Input rows:
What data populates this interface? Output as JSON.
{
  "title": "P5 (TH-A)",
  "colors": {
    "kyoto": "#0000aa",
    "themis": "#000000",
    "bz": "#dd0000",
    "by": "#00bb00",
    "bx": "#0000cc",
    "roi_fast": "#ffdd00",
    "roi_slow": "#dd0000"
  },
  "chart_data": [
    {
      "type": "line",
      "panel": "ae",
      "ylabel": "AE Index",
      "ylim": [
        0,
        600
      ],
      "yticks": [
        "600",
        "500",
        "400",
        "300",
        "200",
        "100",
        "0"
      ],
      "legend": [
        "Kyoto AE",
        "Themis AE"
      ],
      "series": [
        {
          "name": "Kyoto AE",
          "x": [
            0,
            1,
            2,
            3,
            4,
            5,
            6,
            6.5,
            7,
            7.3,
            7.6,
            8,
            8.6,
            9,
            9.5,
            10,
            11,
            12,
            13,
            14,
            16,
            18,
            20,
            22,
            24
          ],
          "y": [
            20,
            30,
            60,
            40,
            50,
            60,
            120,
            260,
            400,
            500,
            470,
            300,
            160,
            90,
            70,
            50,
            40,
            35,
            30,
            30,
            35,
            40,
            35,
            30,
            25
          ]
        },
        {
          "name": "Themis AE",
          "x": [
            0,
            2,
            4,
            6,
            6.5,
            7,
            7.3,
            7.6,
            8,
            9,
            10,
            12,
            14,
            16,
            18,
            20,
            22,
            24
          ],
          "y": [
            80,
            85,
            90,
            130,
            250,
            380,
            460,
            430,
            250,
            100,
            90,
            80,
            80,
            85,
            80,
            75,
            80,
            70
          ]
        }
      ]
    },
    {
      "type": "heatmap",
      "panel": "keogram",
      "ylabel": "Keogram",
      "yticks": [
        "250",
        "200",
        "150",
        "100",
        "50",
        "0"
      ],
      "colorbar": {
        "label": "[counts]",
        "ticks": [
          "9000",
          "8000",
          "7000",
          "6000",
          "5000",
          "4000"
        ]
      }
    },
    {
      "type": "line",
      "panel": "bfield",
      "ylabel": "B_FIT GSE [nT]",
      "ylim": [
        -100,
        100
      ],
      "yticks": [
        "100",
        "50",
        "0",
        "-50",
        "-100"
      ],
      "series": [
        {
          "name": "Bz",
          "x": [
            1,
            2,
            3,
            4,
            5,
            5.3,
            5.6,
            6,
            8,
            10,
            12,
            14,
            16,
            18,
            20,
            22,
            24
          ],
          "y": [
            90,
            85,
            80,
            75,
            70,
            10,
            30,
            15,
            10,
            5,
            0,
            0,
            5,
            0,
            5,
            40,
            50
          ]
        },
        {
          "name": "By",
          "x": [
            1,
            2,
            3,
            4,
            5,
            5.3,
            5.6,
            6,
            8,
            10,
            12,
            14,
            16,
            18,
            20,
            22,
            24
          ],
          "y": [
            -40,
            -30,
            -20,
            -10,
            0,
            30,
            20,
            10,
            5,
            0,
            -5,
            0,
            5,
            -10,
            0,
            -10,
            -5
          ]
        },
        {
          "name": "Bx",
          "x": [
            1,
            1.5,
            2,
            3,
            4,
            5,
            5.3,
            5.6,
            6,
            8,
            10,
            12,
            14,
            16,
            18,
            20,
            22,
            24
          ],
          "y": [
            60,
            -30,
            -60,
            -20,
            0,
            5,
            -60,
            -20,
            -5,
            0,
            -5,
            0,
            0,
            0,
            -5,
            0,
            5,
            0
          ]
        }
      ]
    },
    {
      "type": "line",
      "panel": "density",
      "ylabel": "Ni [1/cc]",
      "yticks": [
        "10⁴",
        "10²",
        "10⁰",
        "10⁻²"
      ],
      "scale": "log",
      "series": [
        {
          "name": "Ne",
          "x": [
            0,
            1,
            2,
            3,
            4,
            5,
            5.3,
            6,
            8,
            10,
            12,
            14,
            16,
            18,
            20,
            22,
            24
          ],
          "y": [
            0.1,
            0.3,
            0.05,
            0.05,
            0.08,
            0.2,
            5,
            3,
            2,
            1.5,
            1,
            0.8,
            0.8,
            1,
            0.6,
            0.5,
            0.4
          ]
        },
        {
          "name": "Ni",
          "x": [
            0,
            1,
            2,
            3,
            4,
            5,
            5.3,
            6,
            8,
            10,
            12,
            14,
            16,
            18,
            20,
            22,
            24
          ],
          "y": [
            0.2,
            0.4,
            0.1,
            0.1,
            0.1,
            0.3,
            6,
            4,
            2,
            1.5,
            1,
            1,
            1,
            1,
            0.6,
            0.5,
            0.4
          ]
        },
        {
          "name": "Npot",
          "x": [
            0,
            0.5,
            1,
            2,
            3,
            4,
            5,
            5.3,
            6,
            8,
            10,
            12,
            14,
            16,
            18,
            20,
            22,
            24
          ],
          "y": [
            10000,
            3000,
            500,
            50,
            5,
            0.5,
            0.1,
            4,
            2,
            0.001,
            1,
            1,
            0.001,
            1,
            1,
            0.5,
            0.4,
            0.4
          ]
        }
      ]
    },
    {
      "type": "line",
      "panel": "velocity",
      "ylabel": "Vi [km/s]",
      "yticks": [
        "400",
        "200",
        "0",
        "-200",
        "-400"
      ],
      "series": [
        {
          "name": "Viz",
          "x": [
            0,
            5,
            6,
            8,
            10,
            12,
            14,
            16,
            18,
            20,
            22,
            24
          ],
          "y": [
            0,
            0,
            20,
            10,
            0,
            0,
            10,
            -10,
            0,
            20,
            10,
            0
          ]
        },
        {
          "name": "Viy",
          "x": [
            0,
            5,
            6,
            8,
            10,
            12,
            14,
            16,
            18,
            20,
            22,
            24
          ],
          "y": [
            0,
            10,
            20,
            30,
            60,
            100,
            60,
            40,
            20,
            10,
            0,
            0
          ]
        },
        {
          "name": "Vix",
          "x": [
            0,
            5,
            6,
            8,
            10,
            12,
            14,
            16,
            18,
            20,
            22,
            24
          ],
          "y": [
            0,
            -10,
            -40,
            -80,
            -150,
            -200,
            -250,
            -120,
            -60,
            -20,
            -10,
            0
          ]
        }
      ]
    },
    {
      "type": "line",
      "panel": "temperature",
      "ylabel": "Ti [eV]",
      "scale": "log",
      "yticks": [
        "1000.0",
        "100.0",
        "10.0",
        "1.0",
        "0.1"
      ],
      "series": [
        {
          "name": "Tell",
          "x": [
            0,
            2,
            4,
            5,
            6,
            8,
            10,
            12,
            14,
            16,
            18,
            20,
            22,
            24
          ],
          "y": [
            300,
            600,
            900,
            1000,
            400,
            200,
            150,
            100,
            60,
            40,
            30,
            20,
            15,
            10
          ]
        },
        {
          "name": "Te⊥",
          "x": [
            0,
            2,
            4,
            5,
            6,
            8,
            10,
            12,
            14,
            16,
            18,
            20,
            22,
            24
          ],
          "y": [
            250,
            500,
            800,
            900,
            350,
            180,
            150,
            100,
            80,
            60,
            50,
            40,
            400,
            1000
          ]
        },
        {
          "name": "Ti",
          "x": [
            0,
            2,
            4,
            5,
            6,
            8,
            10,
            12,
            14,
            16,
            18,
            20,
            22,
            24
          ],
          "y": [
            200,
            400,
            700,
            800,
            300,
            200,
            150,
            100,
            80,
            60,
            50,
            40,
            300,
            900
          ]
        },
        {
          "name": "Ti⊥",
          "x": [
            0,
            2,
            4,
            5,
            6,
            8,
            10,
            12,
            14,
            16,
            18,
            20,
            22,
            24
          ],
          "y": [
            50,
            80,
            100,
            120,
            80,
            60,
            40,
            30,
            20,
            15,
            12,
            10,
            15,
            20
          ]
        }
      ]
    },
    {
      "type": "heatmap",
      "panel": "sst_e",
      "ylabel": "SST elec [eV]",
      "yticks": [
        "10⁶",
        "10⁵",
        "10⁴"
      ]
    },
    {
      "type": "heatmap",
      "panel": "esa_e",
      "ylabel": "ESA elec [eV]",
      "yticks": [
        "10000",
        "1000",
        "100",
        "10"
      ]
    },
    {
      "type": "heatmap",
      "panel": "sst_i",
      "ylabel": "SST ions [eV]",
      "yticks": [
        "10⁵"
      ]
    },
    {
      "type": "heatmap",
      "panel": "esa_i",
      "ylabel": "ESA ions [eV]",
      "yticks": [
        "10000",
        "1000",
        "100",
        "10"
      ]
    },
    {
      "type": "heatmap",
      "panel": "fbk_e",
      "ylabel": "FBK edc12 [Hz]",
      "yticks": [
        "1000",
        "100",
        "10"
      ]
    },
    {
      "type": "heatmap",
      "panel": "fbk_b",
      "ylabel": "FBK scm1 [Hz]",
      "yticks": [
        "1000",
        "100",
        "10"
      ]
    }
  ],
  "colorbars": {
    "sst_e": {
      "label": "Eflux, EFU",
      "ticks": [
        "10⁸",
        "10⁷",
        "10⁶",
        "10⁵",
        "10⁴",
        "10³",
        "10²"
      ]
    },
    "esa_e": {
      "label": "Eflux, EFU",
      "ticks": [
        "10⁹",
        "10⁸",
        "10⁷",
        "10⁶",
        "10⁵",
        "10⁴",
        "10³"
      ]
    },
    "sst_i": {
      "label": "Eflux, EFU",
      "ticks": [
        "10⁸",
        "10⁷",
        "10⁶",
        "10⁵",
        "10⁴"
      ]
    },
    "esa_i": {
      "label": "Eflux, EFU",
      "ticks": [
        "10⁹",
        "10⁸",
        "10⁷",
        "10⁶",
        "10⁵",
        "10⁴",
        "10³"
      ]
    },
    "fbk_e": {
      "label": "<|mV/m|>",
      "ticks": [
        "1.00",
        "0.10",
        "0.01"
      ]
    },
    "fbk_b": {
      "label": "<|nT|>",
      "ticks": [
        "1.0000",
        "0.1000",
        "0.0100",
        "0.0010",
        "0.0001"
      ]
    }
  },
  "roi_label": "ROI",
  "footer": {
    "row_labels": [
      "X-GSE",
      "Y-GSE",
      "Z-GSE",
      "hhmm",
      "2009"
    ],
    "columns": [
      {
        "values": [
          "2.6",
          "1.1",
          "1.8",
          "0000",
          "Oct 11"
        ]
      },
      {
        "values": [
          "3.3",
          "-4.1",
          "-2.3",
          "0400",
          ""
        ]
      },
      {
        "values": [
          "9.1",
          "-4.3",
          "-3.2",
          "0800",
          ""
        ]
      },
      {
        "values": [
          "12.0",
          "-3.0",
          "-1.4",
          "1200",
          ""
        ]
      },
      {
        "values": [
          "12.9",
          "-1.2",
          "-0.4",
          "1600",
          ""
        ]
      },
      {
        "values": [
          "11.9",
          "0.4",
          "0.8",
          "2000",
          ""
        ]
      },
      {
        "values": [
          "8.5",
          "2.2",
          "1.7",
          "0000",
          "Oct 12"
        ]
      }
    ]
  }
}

--

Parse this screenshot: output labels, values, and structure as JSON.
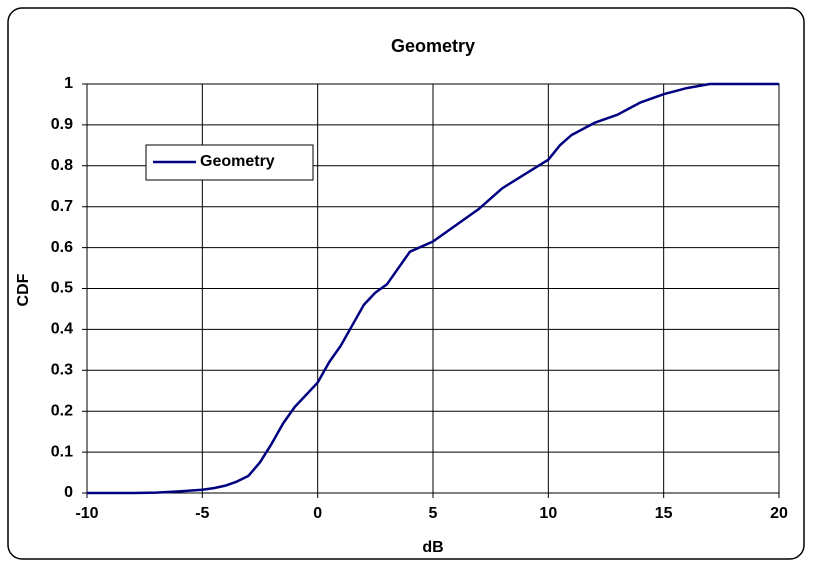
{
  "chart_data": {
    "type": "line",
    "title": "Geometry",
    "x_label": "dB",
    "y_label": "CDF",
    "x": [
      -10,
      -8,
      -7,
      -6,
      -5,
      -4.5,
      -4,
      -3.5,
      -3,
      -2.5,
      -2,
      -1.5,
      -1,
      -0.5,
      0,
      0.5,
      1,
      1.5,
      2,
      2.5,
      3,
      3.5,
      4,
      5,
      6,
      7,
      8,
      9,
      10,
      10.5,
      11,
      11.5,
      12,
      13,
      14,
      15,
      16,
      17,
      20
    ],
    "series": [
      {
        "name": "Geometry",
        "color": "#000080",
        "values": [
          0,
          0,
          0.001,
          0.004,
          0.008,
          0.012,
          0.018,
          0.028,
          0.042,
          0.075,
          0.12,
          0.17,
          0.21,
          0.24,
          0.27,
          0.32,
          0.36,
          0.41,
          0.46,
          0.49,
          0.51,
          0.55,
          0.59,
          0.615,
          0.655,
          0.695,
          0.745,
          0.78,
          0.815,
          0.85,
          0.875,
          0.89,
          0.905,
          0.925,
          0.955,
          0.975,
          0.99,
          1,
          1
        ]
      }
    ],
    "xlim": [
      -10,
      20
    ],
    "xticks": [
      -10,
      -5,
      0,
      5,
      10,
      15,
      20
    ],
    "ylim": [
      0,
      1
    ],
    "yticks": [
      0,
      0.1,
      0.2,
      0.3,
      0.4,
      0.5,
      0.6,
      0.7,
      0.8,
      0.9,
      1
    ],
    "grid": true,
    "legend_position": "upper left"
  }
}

Short exercise: From the entries above, copy every line where the word "JSON" shows up.

Response to the exercise:
What data populates this interface? Output as JSON.
Parse this screenshot: output labels, values, and structure as JSON.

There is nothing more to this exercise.